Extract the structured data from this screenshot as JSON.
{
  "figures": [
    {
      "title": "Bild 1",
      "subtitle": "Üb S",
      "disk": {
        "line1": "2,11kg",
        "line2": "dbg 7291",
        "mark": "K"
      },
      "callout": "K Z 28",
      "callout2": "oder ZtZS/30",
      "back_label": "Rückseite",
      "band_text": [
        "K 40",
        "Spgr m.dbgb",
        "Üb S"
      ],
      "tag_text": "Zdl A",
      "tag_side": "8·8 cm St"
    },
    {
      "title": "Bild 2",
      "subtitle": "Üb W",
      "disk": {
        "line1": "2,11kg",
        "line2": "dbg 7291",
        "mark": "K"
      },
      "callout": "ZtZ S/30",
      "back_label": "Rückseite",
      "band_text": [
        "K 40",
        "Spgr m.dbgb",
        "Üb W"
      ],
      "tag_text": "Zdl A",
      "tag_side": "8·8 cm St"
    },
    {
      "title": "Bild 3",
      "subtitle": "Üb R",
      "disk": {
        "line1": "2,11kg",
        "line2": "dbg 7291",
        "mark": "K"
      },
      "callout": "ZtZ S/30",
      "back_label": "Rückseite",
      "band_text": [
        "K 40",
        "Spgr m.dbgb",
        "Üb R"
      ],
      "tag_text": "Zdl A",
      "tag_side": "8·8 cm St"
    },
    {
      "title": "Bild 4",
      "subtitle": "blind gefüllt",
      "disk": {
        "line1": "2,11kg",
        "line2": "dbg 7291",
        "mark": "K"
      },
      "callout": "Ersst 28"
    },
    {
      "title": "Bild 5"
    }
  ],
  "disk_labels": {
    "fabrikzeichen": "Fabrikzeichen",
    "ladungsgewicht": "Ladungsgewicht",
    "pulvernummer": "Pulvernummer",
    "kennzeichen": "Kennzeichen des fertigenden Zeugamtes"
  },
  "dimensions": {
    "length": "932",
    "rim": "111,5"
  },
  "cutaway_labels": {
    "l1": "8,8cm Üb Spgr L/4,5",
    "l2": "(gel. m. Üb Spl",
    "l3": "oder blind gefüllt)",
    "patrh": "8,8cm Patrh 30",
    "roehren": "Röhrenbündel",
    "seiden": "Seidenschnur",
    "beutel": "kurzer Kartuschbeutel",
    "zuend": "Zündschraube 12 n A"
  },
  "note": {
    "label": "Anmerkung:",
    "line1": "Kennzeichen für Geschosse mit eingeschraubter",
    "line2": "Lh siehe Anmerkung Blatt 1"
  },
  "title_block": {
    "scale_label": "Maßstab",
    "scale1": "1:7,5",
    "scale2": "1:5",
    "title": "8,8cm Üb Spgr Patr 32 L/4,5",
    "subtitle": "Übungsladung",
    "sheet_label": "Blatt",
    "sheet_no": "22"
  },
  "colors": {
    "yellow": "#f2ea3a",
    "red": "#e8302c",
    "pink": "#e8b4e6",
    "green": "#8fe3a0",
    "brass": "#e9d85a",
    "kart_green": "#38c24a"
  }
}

===============

Directions for this task
Restate the listing above word for word.

Correct result
Extract the structured data from this screenshot as JSON.
{
  "figures": [
    {
      "title": "Bild 1",
      "subtitle": "Üb S",
      "disk": {
        "line1": "2,11kg",
        "line2": "dbg 7291",
        "mark": "K"
      },
      "callout": "K Z 28",
      "callout2": "oder ZtZS/30",
      "back_label": "Rückseite",
      "band_text": [
        "K 40",
        "Spgr m.dbgb",
        "Üb S"
      ],
      "tag_text": "Zdl A",
      "tag_side": "8·8 cm St"
    },
    {
      "title": "Bild 2",
      "subtitle": "Üb W",
      "disk": {
        "line1": "2,11kg",
        "line2": "dbg 7291",
        "mark": "K"
      },
      "callout": "ZtZ S/30",
      "back_label": "Rückseite",
      "band_text": [
        "K 40",
        "Spgr m.dbgb",
        "Üb W"
      ],
      "tag_text": "Zdl A",
      "tag_side": "8·8 cm St"
    },
    {
      "title": "Bild 3",
      "subtitle": "Üb R",
      "disk": {
        "line1": "2,11kg",
        "line2": "dbg 7291",
        "mark": "K"
      },
      "callout": "ZtZ S/30",
      "back_label": "Rückseite",
      "band_text": [
        "K 40",
        "Spgr m.dbgb",
        "Üb R"
      ],
      "tag_text": "Zdl A",
      "tag_side": "8·8 cm St"
    },
    {
      "title": "Bild 4",
      "subtitle": "blind gefüllt",
      "disk": {
        "line1": "2,11kg",
        "line2": "dbg 7291",
        "mark": "K"
      },
      "callout": "Ersst 28"
    },
    {
      "title": "Bild 5"
    }
  ],
  "disk_labels": {
    "fabrikzeichen": "Fabrikzeichen",
    "ladungsgewicht": "Ladungsgewicht",
    "pulvernummer": "Pulvernummer",
    "kennzeichen": "Kennzeichen des fertigenden Zeugamtes"
  },
  "dimensions": {
    "length": "932",
    "rim": "111,5"
  },
  "cutaway_labels": {
    "l1": "8,8cm Üb Spgr L/4,5",
    "l2": "(gel. m. Üb Spl",
    "l3": "oder blind gefüllt)",
    "patrh": "8,8cm Patrh 30",
    "roehren": "Röhrenbündel",
    "seiden": "Seidenschnur",
    "beutel": "kurzer Kartuschbeutel",
    "zuend": "Zündschraube 12 n A"
  },
  "note": {
    "label": "Anmerkung:",
    "line1": "Kennzeichen für Geschosse mit eingeschraubter",
    "line2": "Lh siehe Anmerkung Blatt 1"
  },
  "title_block": {
    "scale_label": "Maßstab",
    "scale1": "1:7,5",
    "scale2": "1:5",
    "title": "8,8cm Üb Spgr Patr 32 L/4,5",
    "subtitle": "Übungsladung",
    "sheet_label": "Blatt",
    "sheet_no": "22"
  },
  "colors": {
    "yellow": "#f2ea3a",
    "red": "#e8302c",
    "pink": "#e8b4e6",
    "green": "#8fe3a0",
    "brass": "#e9d85a",
    "kart_green": "#38c24a"
  }
}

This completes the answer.